◆ **DATASET RECORDS**
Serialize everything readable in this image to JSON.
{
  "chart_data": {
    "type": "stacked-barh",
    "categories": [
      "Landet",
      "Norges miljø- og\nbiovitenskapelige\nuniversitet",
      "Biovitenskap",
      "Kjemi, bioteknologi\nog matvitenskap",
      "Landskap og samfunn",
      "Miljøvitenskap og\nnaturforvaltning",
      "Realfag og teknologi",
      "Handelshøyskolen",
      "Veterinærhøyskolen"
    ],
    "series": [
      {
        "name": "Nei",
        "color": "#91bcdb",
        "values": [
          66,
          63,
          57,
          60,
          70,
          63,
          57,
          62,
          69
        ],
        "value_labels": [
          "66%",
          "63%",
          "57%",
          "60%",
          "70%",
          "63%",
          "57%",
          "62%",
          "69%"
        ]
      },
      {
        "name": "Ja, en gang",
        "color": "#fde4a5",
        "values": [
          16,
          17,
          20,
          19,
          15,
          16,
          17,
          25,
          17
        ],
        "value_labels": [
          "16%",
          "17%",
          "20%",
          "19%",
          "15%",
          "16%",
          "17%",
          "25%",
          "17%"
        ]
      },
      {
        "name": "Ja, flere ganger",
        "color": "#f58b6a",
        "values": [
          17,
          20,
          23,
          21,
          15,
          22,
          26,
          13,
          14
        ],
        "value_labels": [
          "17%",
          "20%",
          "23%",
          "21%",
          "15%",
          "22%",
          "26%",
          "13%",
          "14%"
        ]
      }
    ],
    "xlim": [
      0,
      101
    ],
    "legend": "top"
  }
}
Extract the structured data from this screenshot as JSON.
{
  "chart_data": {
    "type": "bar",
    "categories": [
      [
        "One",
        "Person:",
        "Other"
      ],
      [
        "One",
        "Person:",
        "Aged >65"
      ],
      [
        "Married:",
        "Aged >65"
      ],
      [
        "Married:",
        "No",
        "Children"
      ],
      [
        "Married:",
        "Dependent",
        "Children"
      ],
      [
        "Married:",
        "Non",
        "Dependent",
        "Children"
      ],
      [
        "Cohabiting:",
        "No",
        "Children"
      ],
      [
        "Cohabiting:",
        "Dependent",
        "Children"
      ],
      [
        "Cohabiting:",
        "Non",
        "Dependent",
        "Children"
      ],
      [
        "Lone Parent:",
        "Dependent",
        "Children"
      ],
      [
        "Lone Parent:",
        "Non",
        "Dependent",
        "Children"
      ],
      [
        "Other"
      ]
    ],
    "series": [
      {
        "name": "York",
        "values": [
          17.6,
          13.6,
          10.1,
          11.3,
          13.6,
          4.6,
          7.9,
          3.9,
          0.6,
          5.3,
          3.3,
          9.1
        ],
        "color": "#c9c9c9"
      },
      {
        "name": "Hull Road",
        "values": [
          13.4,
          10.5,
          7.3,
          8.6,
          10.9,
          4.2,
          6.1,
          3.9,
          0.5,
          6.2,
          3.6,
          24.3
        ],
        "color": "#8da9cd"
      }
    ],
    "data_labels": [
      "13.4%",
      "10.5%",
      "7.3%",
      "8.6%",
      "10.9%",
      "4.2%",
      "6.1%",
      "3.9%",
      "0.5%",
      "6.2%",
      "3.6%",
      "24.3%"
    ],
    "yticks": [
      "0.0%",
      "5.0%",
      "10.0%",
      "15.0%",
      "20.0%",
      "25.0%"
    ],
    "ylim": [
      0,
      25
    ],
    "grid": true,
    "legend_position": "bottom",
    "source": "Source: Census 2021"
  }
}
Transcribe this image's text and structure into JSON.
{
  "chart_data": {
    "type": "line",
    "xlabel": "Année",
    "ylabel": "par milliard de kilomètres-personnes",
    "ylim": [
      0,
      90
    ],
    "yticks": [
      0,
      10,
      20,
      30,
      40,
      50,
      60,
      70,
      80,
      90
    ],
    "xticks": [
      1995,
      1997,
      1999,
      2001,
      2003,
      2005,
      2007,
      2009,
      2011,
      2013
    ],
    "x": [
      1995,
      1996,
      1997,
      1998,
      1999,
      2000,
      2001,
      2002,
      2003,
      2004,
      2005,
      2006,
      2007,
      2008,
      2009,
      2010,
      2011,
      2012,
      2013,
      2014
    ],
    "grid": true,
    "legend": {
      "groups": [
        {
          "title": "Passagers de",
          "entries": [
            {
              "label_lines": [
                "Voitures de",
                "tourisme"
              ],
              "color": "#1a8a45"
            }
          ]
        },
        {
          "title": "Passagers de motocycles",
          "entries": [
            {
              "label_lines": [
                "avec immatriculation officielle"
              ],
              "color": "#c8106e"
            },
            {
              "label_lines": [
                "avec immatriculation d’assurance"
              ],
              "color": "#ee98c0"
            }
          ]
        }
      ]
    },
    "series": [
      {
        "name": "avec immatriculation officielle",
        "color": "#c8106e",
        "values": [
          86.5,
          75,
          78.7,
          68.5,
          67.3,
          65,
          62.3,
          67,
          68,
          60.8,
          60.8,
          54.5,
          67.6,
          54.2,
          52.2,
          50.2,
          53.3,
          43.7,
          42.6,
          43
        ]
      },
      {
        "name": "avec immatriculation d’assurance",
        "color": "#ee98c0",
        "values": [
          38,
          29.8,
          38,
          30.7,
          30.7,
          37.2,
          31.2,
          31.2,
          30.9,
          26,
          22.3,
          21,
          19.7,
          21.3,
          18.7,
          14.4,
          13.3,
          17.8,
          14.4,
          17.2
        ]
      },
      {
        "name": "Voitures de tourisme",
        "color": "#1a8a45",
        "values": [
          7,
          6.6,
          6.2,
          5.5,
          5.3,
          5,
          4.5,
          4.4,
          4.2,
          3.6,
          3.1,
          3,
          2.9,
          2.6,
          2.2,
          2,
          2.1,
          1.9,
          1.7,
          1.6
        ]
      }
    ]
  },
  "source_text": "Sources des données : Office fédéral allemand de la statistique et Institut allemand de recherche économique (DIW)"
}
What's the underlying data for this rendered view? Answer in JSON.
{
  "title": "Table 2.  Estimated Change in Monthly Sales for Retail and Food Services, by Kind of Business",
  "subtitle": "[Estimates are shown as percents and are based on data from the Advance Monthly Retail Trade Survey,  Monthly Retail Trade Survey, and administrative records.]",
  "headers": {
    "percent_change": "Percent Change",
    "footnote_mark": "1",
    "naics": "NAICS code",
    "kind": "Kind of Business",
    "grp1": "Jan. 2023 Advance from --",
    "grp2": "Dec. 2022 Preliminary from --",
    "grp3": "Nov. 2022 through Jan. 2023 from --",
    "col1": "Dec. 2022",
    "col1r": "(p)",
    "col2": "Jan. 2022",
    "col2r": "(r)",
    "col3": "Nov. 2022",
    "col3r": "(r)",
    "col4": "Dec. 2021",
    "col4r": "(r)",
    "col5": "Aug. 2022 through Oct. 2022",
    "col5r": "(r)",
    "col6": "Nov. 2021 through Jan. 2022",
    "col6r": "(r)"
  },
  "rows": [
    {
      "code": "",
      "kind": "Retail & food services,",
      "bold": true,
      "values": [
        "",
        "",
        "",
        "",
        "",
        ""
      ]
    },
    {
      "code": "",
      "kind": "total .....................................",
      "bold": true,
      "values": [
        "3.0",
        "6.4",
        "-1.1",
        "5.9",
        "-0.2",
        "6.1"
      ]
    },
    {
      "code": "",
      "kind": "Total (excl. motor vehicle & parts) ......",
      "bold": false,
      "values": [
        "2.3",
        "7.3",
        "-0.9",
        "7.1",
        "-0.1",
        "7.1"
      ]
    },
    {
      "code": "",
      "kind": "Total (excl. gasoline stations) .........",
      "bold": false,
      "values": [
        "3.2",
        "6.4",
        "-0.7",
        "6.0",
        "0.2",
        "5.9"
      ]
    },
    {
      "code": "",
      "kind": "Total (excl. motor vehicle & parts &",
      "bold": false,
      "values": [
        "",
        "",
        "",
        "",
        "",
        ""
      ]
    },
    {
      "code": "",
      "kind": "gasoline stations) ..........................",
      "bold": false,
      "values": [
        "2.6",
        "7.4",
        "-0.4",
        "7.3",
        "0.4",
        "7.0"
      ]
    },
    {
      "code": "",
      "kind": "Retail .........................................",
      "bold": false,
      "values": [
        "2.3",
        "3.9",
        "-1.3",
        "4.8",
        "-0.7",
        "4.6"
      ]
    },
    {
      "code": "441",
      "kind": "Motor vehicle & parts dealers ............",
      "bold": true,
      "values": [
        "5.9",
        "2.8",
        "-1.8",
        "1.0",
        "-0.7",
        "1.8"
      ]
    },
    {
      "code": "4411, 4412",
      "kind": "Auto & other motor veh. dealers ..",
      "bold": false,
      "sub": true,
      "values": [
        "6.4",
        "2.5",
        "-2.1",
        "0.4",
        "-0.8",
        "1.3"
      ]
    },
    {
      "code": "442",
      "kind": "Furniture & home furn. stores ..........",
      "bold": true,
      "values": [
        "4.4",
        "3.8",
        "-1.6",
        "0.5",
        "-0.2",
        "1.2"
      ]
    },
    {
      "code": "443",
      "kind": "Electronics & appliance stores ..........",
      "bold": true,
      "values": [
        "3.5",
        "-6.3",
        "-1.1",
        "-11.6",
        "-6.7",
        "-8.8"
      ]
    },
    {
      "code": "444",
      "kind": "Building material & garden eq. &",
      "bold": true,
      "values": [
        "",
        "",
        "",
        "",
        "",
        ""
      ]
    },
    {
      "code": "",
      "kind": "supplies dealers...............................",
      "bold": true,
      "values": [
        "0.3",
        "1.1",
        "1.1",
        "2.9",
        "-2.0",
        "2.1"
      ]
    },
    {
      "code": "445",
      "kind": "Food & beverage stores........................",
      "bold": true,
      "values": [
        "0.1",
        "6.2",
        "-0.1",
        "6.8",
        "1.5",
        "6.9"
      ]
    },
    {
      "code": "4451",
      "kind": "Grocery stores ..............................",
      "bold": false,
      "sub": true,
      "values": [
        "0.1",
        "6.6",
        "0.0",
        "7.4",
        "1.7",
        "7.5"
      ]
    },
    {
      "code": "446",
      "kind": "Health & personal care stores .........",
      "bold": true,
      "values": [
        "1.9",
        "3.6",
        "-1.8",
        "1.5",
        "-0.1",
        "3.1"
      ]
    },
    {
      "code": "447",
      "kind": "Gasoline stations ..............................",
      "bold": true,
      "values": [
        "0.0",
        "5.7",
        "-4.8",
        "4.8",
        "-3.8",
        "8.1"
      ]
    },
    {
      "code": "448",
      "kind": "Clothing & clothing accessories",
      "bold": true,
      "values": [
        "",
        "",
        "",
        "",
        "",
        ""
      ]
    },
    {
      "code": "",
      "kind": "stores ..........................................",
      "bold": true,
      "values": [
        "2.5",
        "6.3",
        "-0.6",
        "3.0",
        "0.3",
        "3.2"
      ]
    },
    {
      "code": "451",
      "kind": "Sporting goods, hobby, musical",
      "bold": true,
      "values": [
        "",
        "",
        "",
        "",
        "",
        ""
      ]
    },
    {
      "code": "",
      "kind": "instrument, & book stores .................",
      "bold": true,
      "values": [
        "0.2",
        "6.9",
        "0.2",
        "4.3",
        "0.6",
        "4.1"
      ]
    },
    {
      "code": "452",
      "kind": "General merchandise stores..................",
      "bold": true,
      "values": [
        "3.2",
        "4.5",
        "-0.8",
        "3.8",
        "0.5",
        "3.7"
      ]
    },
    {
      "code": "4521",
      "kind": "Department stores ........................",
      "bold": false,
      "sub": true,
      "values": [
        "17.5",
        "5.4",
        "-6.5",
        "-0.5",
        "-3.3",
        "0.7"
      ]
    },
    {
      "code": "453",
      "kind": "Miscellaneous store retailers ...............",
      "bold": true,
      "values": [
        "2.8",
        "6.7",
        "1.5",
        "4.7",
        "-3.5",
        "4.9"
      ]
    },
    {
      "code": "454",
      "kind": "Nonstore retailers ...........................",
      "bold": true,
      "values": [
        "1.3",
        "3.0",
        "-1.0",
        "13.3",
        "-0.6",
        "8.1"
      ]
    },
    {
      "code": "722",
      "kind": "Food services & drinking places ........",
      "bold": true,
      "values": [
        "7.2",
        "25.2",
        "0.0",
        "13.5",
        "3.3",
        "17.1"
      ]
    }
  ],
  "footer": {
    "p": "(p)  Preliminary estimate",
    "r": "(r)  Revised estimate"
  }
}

◆ **GOAL OF THE EXERCISE**
Search the listing for the word "dealers" and return each line that holds it.

◆ **TASK RESULT**
      "kind": "Motor vehicle & parts dealers ............",
      "kind": "Auto & other motor veh. dealers ..",
      "kind": "supplies dealers...............................",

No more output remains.